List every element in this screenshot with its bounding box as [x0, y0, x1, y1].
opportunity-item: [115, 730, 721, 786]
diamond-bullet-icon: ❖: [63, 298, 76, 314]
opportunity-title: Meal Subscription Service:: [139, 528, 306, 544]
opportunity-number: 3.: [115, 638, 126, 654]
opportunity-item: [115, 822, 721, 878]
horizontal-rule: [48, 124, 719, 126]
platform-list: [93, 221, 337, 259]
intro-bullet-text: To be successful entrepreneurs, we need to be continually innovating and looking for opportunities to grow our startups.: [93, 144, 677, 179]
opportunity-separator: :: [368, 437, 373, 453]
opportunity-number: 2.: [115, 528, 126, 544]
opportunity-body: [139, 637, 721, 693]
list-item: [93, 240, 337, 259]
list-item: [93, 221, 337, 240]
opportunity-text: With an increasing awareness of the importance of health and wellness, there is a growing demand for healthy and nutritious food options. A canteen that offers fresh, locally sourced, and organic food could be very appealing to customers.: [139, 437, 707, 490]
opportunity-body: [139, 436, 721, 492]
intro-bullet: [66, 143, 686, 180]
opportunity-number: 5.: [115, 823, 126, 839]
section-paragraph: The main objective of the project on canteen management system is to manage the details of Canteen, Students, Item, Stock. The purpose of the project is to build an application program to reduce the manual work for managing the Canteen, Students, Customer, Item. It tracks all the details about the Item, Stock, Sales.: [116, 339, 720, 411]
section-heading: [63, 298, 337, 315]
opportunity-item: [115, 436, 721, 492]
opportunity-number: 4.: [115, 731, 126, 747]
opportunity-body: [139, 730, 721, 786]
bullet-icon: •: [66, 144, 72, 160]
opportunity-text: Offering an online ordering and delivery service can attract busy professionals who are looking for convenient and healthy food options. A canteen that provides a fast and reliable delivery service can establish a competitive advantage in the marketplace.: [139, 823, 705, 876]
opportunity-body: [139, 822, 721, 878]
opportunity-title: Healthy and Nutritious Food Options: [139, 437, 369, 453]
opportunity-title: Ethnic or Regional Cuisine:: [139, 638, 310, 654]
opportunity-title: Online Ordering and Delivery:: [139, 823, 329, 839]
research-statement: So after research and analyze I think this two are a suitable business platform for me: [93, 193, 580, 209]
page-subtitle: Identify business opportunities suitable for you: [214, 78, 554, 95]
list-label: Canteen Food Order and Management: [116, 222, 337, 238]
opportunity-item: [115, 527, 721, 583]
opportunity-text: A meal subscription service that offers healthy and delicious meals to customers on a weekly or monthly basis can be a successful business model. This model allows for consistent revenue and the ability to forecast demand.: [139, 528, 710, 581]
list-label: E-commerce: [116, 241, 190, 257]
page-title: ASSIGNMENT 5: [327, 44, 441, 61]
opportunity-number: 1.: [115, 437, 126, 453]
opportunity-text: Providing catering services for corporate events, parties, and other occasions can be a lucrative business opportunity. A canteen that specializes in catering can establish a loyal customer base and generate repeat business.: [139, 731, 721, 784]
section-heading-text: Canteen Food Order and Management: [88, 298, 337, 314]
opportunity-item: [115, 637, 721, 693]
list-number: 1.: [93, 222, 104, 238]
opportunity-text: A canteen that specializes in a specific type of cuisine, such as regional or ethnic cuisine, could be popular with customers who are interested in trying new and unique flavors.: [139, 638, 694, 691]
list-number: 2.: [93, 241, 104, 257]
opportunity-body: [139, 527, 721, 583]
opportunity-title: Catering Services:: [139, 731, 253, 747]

*****

◆ Tâche à réaliser: Pourriez-vous recopier mot pour mot chaque ligne des données ci-dessus, sans en omettre aucune ?

◆ Tâche réalisée:
List every element in this screenshot with its bounding box as [x0, y0, x1, y1].
opportunity-item: [115, 730, 721, 786]
diamond-bullet-icon: ❖: [63, 298, 76, 314]
opportunity-title: Meal Subscription Service:: [139, 528, 306, 544]
opportunity-number: 3.: [115, 638, 126, 654]
opportunity-item: [115, 822, 721, 878]
horizontal-rule: [48, 124, 719, 126]
platform-list: [93, 221, 337, 259]
intro-bullet-text: To be successful entrepreneurs, we need to be continually innovating and looking for opportunities to grow our startups.: [93, 144, 677, 179]
opportunity-separator: :: [368, 437, 373, 453]
opportunity-number: 2.: [115, 528, 126, 544]
opportunity-body: [139, 637, 721, 693]
list-item: [93, 240, 337, 259]
list-item: [93, 221, 337, 240]
opportunity-text: With an increasing awareness of the importance of health and wellness, there is a growing demand for healthy and nutritious food options. A canteen that offers fresh, locally sourced, and organic food could be very appealing to customers.: [139, 437, 707, 490]
opportunity-body: [139, 436, 721, 492]
intro-bullet: [66, 143, 686, 180]
opportunity-number: 5.: [115, 823, 126, 839]
section-paragraph: The main objective of the project on canteen management system is to manage the details of Canteen, Students, Item, Stock. The purpose of the project is to build an application program to reduce the manual work for managing the Canteen, Students, Customer, Item. It tracks all the details about the Item, Stock, Sales.: [116, 339, 720, 411]
section-heading: [63, 298, 337, 315]
opportunity-item: [115, 436, 721, 492]
opportunity-number: 4.: [115, 731, 126, 747]
opportunity-body: [139, 730, 721, 786]
bullet-icon: •: [66, 144, 72, 160]
opportunity-text: Offering an online ordering and delivery service can attract busy professionals who are looking for convenient and healthy food options. A canteen that provides a fast and reliable delivery service can establish a competitive advantage in the marketplace.: [139, 823, 705, 876]
opportunity-body: [139, 822, 721, 878]
opportunity-title: Healthy and Nutritious Food Options: [139, 437, 369, 453]
opportunity-title: Ethnic or Regional Cuisine:: [139, 638, 310, 654]
opportunity-title: Online Ordering and Delivery:: [139, 823, 329, 839]
research-statement: So after research and analyze I think this two are a suitable business platform for me: [93, 193, 580, 209]
page-subtitle: Identify business opportunities suitable for you: [214, 78, 554, 95]
list-label: Canteen Food Order and Management: [116, 222, 337, 238]
opportunity-item: [115, 527, 721, 583]
opportunity-text: A meal subscription service that offers healthy and delicious meals to customers on a weekly or monthly basis can be a successful business model. This model allows for consistent revenue and the ability to forecast demand.: [139, 528, 710, 581]
list-label: E-commerce: [116, 241, 190, 257]
page-title: ASSIGNMENT 5: [327, 44, 441, 61]
opportunity-number: 1.: [115, 437, 126, 453]
opportunity-text: Providing catering services for corporate events, parties, and other occasions can be a lucrative business opportunity. A canteen that specializes in catering can establish a loyal customer base and generate repeat business.: [139, 731, 721, 784]
section-heading-text: Canteen Food Order and Management: [88, 298, 337, 314]
opportunity-item: [115, 637, 721, 693]
list-number: 1.: [93, 222, 104, 238]
opportunity-text: A canteen that specializes in a specific type of cuisine, such as regional or ethnic cuisine, could be popular with customers who are interested in trying new and unique flavors.: [139, 638, 694, 691]
list-number: 2.: [93, 241, 104, 257]
opportunity-body: [139, 527, 721, 583]
opportunity-title: Catering Services:: [139, 731, 253, 747]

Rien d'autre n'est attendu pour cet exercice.